## Task to carry out
Quote every line below exactly as it reads.

[Stored data entries]
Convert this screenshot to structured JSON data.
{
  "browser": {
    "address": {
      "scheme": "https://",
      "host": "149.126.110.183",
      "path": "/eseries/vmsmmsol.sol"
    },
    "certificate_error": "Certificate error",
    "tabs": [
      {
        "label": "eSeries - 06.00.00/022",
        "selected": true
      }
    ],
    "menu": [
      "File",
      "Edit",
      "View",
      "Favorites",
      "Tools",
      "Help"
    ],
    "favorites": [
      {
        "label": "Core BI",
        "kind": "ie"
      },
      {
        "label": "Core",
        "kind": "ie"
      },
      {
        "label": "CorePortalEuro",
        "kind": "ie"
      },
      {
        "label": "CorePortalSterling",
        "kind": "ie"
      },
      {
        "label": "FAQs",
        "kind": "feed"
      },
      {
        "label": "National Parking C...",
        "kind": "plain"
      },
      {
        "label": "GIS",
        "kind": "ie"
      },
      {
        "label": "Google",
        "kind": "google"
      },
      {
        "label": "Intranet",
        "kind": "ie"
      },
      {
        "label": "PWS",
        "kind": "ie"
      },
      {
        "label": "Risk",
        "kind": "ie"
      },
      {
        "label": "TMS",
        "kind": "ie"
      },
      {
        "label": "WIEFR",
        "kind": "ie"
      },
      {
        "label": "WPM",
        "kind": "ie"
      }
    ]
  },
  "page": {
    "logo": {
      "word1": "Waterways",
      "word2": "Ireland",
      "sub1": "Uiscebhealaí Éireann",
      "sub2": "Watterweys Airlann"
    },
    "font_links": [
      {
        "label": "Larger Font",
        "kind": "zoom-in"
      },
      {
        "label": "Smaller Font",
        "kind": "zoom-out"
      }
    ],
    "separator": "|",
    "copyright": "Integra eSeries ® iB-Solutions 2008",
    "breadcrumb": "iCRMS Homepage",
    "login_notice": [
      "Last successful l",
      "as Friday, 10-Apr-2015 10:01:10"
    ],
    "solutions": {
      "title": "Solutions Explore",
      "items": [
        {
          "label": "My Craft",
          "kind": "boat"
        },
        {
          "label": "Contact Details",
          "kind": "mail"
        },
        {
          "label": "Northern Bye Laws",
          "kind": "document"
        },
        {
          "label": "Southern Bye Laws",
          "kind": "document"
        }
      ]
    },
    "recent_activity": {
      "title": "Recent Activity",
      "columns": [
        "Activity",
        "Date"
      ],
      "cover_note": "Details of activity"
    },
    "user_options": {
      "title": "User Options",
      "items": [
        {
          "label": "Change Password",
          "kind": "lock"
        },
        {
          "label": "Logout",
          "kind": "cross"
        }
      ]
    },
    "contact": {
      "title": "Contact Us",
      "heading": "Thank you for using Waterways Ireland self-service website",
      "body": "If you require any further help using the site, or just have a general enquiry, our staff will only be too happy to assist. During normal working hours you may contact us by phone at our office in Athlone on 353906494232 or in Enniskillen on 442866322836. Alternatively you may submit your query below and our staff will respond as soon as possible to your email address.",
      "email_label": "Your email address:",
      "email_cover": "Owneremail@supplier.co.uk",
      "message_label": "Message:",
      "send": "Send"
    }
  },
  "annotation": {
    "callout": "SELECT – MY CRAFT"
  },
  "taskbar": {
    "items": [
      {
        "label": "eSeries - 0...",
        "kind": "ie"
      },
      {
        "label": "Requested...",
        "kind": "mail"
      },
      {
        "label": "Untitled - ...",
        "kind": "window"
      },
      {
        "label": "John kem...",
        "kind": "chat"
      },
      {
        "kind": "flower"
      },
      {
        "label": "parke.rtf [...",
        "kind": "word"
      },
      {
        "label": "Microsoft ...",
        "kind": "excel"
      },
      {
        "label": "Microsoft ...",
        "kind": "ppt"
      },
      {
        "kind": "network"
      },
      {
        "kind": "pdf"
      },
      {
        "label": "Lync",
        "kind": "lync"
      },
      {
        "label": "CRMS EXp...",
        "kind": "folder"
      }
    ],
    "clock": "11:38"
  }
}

## Complete answer
Convert this screenshot to structured JSON data.
{
  "browser": {
    "address": {
      "scheme": "https://",
      "host": "149.126.110.183",
      "path": "/eseries/vmsmmsol.sol"
    },
    "certificate_error": "Certificate error",
    "tabs": [
      {
        "label": "eSeries - 06.00.00/022",
        "selected": true
      }
    ],
    "menu": [
      "File",
      "Edit",
      "View",
      "Favorites",
      "Tools",
      "Help"
    ],
    "favorites": [
      {
        "label": "Core BI",
        "kind": "ie"
      },
      {
        "label": "Core",
        "kind": "ie"
      },
      {
        "label": "CorePortalEuro",
        "kind": "ie"
      },
      {
        "label": "CorePortalSterling",
        "kind": "ie"
      },
      {
        "label": "FAQs",
        "kind": "feed"
      },
      {
        "label": "National Parking C...",
        "kind": "plain"
      },
      {
        "label": "GIS",
        "kind": "ie"
      },
      {
        "label": "Google",
        "kind": "google"
      },
      {
        "label": "Intranet",
        "kind": "ie"
      },
      {
        "label": "PWS",
        "kind": "ie"
      },
      {
        "label": "Risk",
        "kind": "ie"
      },
      {
        "label": "TMS",
        "kind": "ie"
      },
      {
        "label": "WIEFR",
        "kind": "ie"
      },
      {
        "label": "WPM",
        "kind": "ie"
      }
    ]
  },
  "page": {
    "logo": {
      "word1": "Waterways",
      "word2": "Ireland",
      "sub1": "Uiscebhealaí Éireann",
      "sub2": "Watterweys Airlann"
    },
    "font_links": [
      {
        "label": "Larger Font",
        "kind": "zoom-in"
      },
      {
        "label": "Smaller Font",
        "kind": "zoom-out"
      }
    ],
    "separator": "|",
    "copyright": "Integra eSeries ® iB-Solutions 2008",
    "breadcrumb": "iCRMS Homepage",
    "login_notice": [
      "Last successful l",
      "as Friday, 10-Apr-2015 10:01:10"
    ],
    "solutions": {
      "title": "Solutions Explore",
      "items": [
        {
          "label": "My Craft",
          "kind": "boat"
        },
        {
          "label": "Contact Details",
          "kind": "mail"
        },
        {
          "label": "Northern Bye Laws",
          "kind": "document"
        },
        {
          "label": "Southern Bye Laws",
          "kind": "document"
        }
      ]
    },
    "recent_activity": {
      "title": "Recent Activity",
      "columns": [
        "Activity",
        "Date"
      ],
      "cover_note": "Details of activity"
    },
    "user_options": {
      "title": "User Options",
      "items": [
        {
          "label": "Change Password",
          "kind": "lock"
        },
        {
          "label": "Logout",
          "kind": "cross"
        }
      ]
    },
    "contact": {
      "title": "Contact Us",
      "heading": "Thank you for using Waterways Ireland self-service website",
      "body": "If you require any further help using the site, or just have a general enquiry, our staff will only be too happy to assist. During normal working hours you may contact us by phone at our office in Athlone on 353906494232 or in Enniskillen on 442866322836. Alternatively you may submit your query below and our staff will respond as soon as possible to your email address.",
      "email_label": "Your email address:",
      "email_cover": "Owneremail@supplier.co.uk",
      "message_label": "Message:",
      "send": "Send"
    }
  },
  "annotation": {
    "callout": "SELECT – MY CRAFT"
  },
  "taskbar": {
    "items": [
      {
        "label": "eSeries - 0...",
        "kind": "ie"
      },
      {
        "label": "Requested...",
        "kind": "mail"
      },
      {
        "label": "Untitled - ...",
        "kind": "window"
      },
      {
        "label": "John kem...",
        "kind": "chat"
      },
      {
        "kind": "flower"
      },
      {
        "label": "parke.rtf [...",
        "kind": "word"
      },
      {
        "label": "Microsoft ...",
        "kind": "excel"
      },
      {
        "label": "Microsoft ...",
        "kind": "ppt"
      },
      {
        "kind": "network"
      },
      {
        "kind": "pdf"
      },
      {
        "label": "Lync",
        "kind": "lync"
      },
      {
        "label": "CRMS EXp...",
        "kind": "folder"
      }
    ],
    "clock": "11:38"
  }
}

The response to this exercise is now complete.